Aim:
Restate every entry word for word.

A run of records
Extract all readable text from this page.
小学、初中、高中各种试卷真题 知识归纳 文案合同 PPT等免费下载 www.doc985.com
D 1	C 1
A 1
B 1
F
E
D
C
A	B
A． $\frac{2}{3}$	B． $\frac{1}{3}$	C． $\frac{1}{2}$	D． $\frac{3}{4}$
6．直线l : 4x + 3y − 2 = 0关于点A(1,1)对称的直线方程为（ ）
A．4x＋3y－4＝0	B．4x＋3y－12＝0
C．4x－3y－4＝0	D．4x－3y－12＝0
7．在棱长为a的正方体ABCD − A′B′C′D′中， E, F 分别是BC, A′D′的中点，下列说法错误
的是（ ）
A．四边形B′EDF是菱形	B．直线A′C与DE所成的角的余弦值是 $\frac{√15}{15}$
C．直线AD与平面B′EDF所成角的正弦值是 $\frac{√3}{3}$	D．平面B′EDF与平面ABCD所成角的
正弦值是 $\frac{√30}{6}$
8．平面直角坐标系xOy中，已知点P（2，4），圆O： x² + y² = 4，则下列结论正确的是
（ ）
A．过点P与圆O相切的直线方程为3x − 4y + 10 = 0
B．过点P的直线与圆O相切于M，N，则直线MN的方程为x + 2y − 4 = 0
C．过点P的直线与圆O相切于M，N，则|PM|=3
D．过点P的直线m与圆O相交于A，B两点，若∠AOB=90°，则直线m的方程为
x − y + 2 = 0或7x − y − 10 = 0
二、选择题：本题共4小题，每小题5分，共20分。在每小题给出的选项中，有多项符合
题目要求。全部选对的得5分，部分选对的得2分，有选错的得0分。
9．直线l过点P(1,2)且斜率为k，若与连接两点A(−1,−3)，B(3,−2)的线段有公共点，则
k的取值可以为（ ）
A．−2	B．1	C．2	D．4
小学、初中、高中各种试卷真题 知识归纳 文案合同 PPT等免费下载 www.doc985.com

Exercise solution:
Extract all readable text from this page.
小学、初中、高中各种试卷真题 知识归纳 文案合同 PPT等免费下载 www.doc985.com
D 1	C 1
A 1
B 1
F
E
D
C
A	B
A． $\frac{2}{3}$	B． $\frac{1}{3}$	C． $\frac{1}{2}$	D． $\frac{3}{4}$
6．直线l : 4x + 3y − 2 = 0关于点A(1,1)对称的直线方程为（ ）
A．4x＋3y－4＝0	B．4x＋3y－12＝0
C．4x－3y－4＝0	D．4x－3y－12＝0
7．在棱长为a的正方体ABCD − A′B′C′D′中， E, F 分别是BC, A′D′的中点，下列说法错误
的是（ ）
A．四边形B′EDF是菱形	B．直线A′C与DE所成的角的余弦值是 $\frac{√15}{15}$
C．直线AD与平面B′EDF所成角的正弦值是 $\frac{√3}{3}$	D．平面B′EDF与平面ABCD所成角的
正弦值是 $\frac{√30}{6}$
8．平面直角坐标系xOy中，已知点P（2，4），圆O： x² + y² = 4，则下列结论正确的是
（ ）
A．过点P与圆O相切的直线方程为3x − 4y + 10 = 0
B．过点P的直线与圆O相切于M，N，则直线MN的方程为x + 2y − 4 = 0
C．过点P的直线与圆O相切于M，N，则|PM|=3
D．过点P的直线m与圆O相交于A，B两点，若∠AOB=90°，则直线m的方程为
x − y + 2 = 0或7x − y − 10 = 0
二、选择题：本题共4小题，每小题5分，共20分。在每小题给出的选项中，有多项符合
题目要求。全部选对的得5分，部分选对的得2分，有选错的得0分。
9．直线l过点P(1,2)且斜率为k，若与连接两点A(−1,−3)，B(3,−2)的线段有公共点，则
k的取值可以为（ ）
A．−2	B．1	C．2	D．4
小学、初中、高中各种试卷真题 知识归纳 文案合同 PPT等免费下载 www.doc985.com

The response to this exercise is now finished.